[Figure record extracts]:
◇ ◇ ◇ ◇ ◇

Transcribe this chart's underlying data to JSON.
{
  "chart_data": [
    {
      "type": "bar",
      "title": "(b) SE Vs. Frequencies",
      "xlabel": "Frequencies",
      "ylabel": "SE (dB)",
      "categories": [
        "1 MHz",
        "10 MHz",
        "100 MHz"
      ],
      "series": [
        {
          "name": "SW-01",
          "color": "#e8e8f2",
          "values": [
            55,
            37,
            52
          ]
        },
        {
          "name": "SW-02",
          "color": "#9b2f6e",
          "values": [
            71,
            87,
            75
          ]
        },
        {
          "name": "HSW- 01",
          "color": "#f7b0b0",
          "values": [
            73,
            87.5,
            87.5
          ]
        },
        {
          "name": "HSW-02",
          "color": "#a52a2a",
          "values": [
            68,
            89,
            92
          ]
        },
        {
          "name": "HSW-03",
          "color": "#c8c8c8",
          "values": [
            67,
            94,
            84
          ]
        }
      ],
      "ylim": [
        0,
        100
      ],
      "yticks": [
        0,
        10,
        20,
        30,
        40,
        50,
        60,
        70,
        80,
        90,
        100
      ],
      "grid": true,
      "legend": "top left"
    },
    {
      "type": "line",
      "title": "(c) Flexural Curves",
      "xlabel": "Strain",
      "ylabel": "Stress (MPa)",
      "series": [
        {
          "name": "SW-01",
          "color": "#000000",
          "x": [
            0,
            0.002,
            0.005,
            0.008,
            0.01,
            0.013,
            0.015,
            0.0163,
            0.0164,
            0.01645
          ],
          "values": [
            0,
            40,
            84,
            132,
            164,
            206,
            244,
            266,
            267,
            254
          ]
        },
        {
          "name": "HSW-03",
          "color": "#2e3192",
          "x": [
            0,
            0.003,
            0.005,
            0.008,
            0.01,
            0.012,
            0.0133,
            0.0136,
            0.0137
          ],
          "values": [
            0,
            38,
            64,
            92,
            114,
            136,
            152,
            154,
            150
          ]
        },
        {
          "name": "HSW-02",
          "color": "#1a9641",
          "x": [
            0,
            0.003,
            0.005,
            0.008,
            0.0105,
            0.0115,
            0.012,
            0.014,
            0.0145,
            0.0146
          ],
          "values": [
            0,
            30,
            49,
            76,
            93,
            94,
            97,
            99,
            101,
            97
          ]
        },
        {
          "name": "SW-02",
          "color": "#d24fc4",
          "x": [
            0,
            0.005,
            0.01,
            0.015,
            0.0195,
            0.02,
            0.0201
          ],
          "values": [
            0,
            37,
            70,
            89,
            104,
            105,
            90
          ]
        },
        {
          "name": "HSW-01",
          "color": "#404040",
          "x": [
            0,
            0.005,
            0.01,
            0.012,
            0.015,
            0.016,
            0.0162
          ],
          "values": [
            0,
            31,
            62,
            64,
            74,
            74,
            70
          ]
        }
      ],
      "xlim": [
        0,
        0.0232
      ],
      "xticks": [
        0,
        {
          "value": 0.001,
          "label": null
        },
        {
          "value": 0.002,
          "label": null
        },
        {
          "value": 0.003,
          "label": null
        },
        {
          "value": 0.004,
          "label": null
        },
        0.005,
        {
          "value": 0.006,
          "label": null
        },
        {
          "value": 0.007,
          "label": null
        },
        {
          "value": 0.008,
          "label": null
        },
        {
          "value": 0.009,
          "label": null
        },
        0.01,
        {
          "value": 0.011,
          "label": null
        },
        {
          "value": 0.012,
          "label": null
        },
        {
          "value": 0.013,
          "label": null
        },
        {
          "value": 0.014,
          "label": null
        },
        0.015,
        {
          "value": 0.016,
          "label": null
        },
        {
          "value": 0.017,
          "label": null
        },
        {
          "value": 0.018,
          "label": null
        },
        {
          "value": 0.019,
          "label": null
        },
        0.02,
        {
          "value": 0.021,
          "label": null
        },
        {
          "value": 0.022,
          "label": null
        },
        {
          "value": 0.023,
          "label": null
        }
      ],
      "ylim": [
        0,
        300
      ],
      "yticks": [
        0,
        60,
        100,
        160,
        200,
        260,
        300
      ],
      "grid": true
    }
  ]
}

◇ ◇ ◇ ◇ ◇

[Exercise]: Show the data once more, exactly as it was written.

[Task output]:
Transcribe this chart's underlying data to JSON.
{
  "chart_data": [
    {
      "type": "bar",
      "title": "(b) SE Vs. Frequencies",
      "xlabel": "Frequencies",
      "ylabel": "SE (dB)",
      "categories": [
        "1 MHz",
        "10 MHz",
        "100 MHz"
      ],
      "series": [
        {
          "name": "SW-01",
          "color": "#e8e8f2",
          "values": [
            55,
            37,
            52
          ]
        },
        {
          "name": "SW-02",
          "color": "#9b2f6e",
          "values": [
            71,
            87,
            75
          ]
        },
        {
          "name": "HSW- 01",
          "color": "#f7b0b0",
          "values": [
            73,
            87.5,
            87.5
          ]
        },
        {
          "name": "HSW-02",
          "color": "#a52a2a",
          "values": [
            68,
            89,
            92
          ]
        },
        {
          "name": "HSW-03",
          "color": "#c8c8c8",
          "values": [
            67,
            94,
            84
          ]
        }
      ],
      "ylim": [
        0,
        100
      ],
      "yticks": [
        0,
        10,
        20,
        30,
        40,
        50,
        60,
        70,
        80,
        90,
        100
      ],
      "grid": true,
      "legend": "top left"
    },
    {
      "type": "line",
      "title": "(c) Flexural Curves",
      "xlabel": "Strain",
      "ylabel": "Stress (MPa)",
      "series": [
        {
          "name": "SW-01",
          "color": "#000000",
          "x": [
            0,
            0.002,
            0.005,
            0.008,
            0.01,
            0.013,
            0.015,
            0.0163,
            0.0164,
            0.01645
          ],
          "values": [
            0,
            40,
            84,
            132,
            164,
            206,
            244,
            266,
            267,
            254
          ]
        },
        {
          "name": "HSW-03",
          "color": "#2e3192",
          "x": [
            0,
            0.003,
            0.005,
            0.008,
            0.01,
            0.012,
            0.0133,
            0.0136,
            0.0137
          ],
          "values": [
            0,
            38,
            64,
            92,
            114,
            136,
            152,
            154,
            150
          ]
        },
        {
          "name": "HSW-02",
          "color": "#1a9641",
          "x": [
            0,
            0.003,
            0.005,
            0.008,
            0.0105,
            0.0115,
            0.012,
            0.014,
            0.0145,
            0.0146
          ],
          "values": [
            0,
            30,
            49,
            76,
            93,
            94,
            97,
            99,
            101,
            97
          ]
        },
        {
          "name": "SW-02",
          "color": "#d24fc4",
          "x": [
            0,
            0.005,
            0.01,
            0.015,
            0.0195,
            0.02,
            0.0201
          ],
          "values": [
            0,
            37,
            70,
            89,
            104,
            105,
            90
          ]
        },
        {
          "name": "HSW-01",
          "color": "#404040",
          "x": [
            0,
            0.005,
            0.01,
            0.012,
            0.015,
            0.016,
            0.0162
          ],
          "values": [
            0,
            31,
            62,
            64,
            74,
            74,
            70
          ]
        }
      ],
      "xlim": [
        0,
        0.0232
      ],
      "xticks": [
        0,
        {
          "value": 0.001,
          "label": null
        },
        {
          "value": 0.002,
          "label": null
        },
        {
          "value": 0.003,
          "label": null
        },
        {
          "value": 0.004,
          "label": null
        },
        0.005,
        {
          "value": 0.006,
          "label": null
        },
        {
          "value": 0.007,
          "label": null
        },
        {
          "value": 0.008,
          "label": null
        },
        {
          "value": 0.009,
          "label": null
        },
        0.01,
        {
          "value": 0.011,
          "label": null
        },
        {
          "value": 0.012,
          "label": null
        },
        {
          "value": 0.013,
          "label": null
        },
        {
          "value": 0.014,
          "label": null
        },
        0.015,
        {
          "value": 0.016,
          "label": null
        },
        {
          "value": 0.017,
          "label": null
        },
        {
          "value": 0.018,
          "label": null
        },
        {
          "value": 0.019,
          "label": null
        },
        0.02,
        {
          "value": 0.021,
          "label": null
        },
        {
          "value": 0.022,
          "label": null
        },
        {
          "value": 0.023,
          "label": null
        }
      ],
      "ylim": [
        0,
        300
      ],
      "yticks": [
        0,
        60,
        100,
        160,
        200,
        260,
        300
      ],
      "grid": true
    }
  ]
}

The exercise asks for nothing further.